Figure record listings
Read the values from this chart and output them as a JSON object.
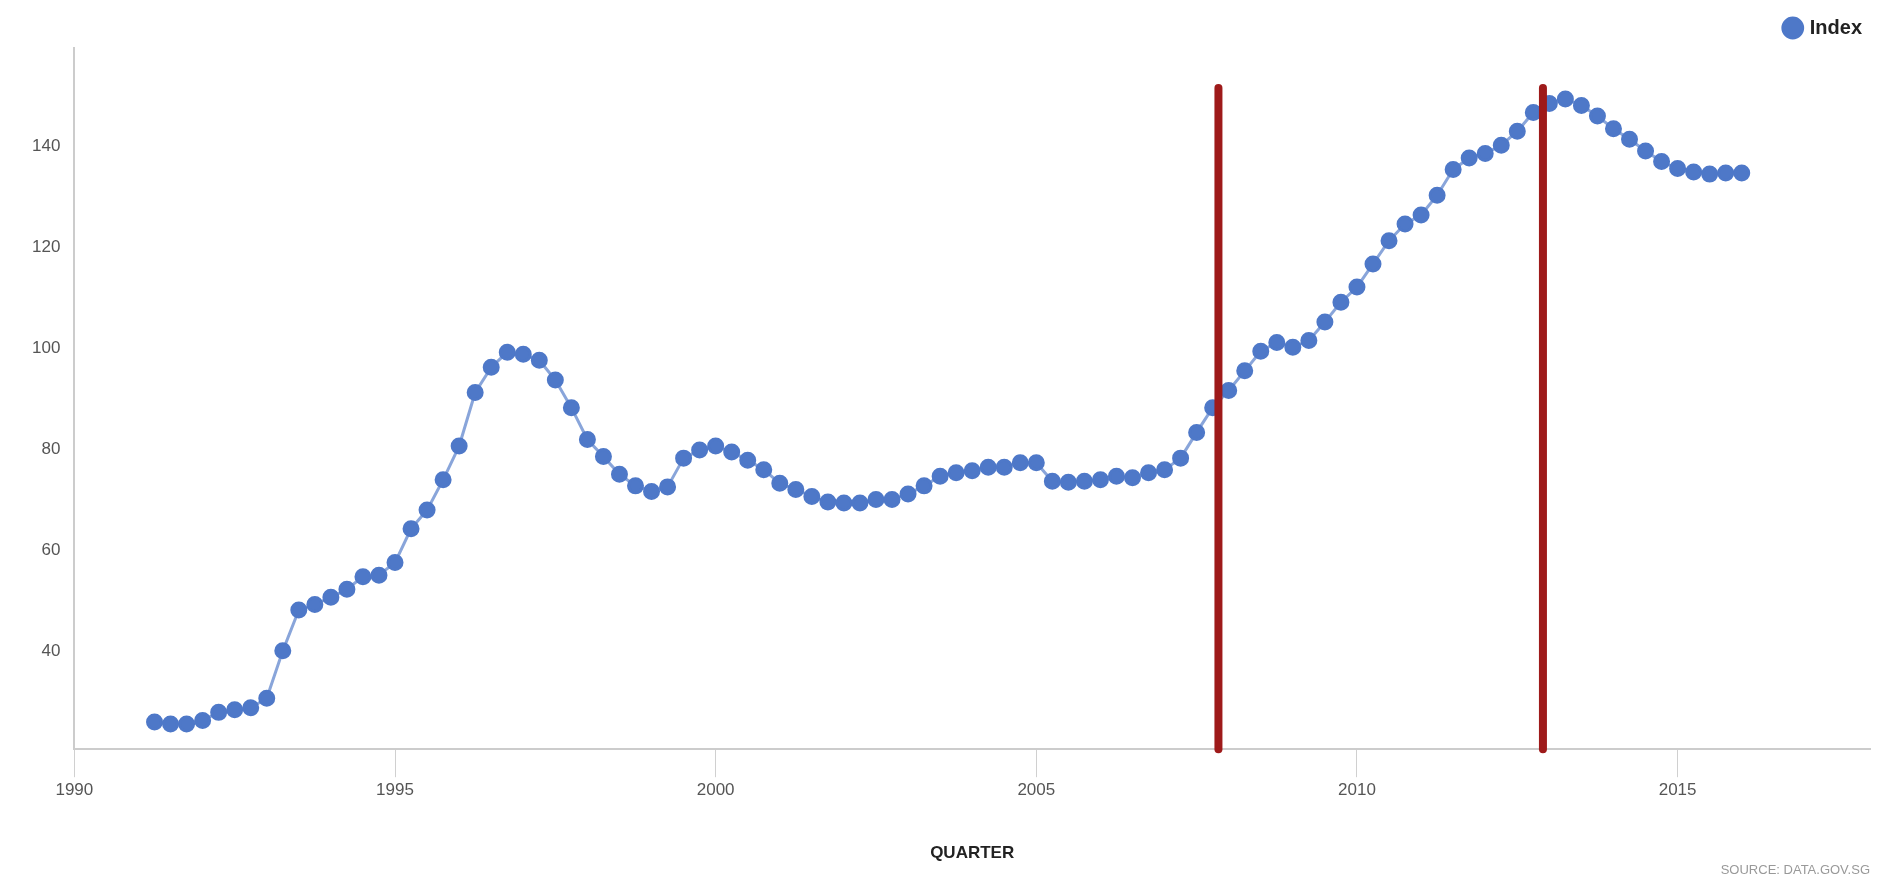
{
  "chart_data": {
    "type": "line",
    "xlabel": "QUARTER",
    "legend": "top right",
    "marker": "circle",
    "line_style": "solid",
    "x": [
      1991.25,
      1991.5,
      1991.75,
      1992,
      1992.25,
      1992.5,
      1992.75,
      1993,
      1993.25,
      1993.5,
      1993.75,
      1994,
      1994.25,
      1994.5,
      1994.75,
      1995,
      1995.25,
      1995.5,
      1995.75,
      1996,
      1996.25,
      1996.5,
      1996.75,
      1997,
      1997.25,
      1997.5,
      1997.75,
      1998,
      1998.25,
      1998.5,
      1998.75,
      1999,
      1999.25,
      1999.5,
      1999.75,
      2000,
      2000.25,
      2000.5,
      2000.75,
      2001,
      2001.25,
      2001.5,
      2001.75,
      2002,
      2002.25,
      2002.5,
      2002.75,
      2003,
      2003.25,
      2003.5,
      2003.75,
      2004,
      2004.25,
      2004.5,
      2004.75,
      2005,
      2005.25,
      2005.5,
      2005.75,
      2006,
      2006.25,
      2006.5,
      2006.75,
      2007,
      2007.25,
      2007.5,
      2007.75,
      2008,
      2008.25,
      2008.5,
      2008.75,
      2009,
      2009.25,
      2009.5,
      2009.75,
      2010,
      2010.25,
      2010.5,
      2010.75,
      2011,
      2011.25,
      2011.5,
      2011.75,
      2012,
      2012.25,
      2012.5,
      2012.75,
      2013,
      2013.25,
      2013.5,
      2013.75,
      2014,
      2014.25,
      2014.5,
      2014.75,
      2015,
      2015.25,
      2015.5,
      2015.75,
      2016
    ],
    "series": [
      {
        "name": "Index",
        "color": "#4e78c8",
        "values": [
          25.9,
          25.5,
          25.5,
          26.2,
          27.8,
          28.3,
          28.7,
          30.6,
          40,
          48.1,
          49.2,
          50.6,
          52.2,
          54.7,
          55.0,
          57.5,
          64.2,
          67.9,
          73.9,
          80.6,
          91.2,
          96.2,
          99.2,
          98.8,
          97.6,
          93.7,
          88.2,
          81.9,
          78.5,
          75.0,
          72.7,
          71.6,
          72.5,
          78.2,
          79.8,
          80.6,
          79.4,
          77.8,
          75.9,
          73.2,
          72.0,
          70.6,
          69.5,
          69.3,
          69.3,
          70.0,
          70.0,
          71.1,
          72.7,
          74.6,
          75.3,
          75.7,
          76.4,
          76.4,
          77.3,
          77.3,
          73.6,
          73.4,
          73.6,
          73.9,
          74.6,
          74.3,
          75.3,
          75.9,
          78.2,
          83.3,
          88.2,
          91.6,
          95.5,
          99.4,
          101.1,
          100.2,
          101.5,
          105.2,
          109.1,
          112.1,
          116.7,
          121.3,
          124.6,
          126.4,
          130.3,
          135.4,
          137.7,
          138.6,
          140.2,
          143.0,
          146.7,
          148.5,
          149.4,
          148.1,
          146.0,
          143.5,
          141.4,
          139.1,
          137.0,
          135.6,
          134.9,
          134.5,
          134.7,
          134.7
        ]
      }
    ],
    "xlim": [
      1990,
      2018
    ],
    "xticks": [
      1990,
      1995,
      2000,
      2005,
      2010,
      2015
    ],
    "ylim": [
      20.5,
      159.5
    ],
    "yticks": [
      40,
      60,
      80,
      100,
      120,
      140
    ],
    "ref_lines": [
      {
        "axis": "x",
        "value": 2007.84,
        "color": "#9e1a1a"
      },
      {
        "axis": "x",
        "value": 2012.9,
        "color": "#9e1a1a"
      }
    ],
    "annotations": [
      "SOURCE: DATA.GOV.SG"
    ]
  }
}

* **EXERCISE AIM**: Write out the listing above exactly as it stands, pictures excluded.

* **OUTPUT**:
Read the values from this chart and output them as a JSON object.
{
  "chart_data": {
    "type": "line",
    "xlabel": "QUARTER",
    "legend": "top right",
    "marker": "circle",
    "line_style": "solid",
    "x": [
      1991.25,
      1991.5,
      1991.75,
      1992,
      1992.25,
      1992.5,
      1992.75,
      1993,
      1993.25,
      1993.5,
      1993.75,
      1994,
      1994.25,
      1994.5,
      1994.75,
      1995,
      1995.25,
      1995.5,
      1995.75,
      1996,
      1996.25,
      1996.5,
      1996.75,
      1997,
      1997.25,
      1997.5,
      1997.75,
      1998,
      1998.25,
      1998.5,
      1998.75,
      1999,
      1999.25,
      1999.5,
      1999.75,
      2000,
      2000.25,
      2000.5,
      2000.75,
      2001,
      2001.25,
      2001.5,
      2001.75,
      2002,
      2002.25,
      2002.5,
      2002.75,
      2003,
      2003.25,
      2003.5,
      2003.75,
      2004,
      2004.25,
      2004.5,
      2004.75,
      2005,
      2005.25,
      2005.5,
      2005.75,
      2006,
      2006.25,
      2006.5,
      2006.75,
      2007,
      2007.25,
      2007.5,
      2007.75,
      2008,
      2008.25,
      2008.5,
      2008.75,
      2009,
      2009.25,
      2009.5,
      2009.75,
      2010,
      2010.25,
      2010.5,
      2010.75,
      2011,
      2011.25,
      2011.5,
      2011.75,
      2012,
      2012.25,
      2012.5,
      2012.75,
      2013,
      2013.25,
      2013.5,
      2013.75,
      2014,
      2014.25,
      2014.5,
      2014.75,
      2015,
      2015.25,
      2015.5,
      2015.75,
      2016
    ],
    "series": [
      {
        "name": "Index",
        "color": "#4e78c8",
        "values": [
          25.9,
          25.5,
          25.5,
          26.2,
          27.8,
          28.3,
          28.7,
          30.6,
          40,
          48.1,
          49.2,
          50.6,
          52.2,
          54.7,
          55.0,
          57.5,
          64.2,
          67.9,
          73.9,
          80.6,
          91.2,
          96.2,
          99.2,
          98.8,
          97.6,
          93.7,
          88.2,
          81.9,
          78.5,
          75.0,
          72.7,
          71.6,
          72.5,
          78.2,
          79.8,
          80.6,
          79.4,
          77.8,
          75.9,
          73.2,
          72.0,
          70.6,
          69.5,
          69.3,
          69.3,
          70.0,
          70.0,
          71.1,
          72.7,
          74.6,
          75.3,
          75.7,
          76.4,
          76.4,
          77.3,
          77.3,
          73.6,
          73.4,
          73.6,
          73.9,
          74.6,
          74.3,
          75.3,
          75.9,
          78.2,
          83.3,
          88.2,
          91.6,
          95.5,
          99.4,
          101.1,
          100.2,
          101.5,
          105.2,
          109.1,
          112.1,
          116.7,
          121.3,
          124.6,
          126.4,
          130.3,
          135.4,
          137.7,
          138.6,
          140.2,
          143.0,
          146.7,
          148.5,
          149.4,
          148.1,
          146.0,
          143.5,
          141.4,
          139.1,
          137.0,
          135.6,
          134.9,
          134.5,
          134.7,
          134.7
        ]
      }
    ],
    "xlim": [
      1990,
      2018
    ],
    "xticks": [
      1990,
      1995,
      2000,
      2005,
      2010,
      2015
    ],
    "ylim": [
      20.5,
      159.5
    ],
    "yticks": [
      40,
      60,
      80,
      100,
      120,
      140
    ],
    "ref_lines": [
      {
        "axis": "x",
        "value": 2007.84,
        "color": "#9e1a1a"
      },
      {
        "axis": "x",
        "value": 2012.9,
        "color": "#9e1a1a"
      }
    ],
    "annotations": [
      "SOURCE: DATA.GOV.SG"
    ]
  }
}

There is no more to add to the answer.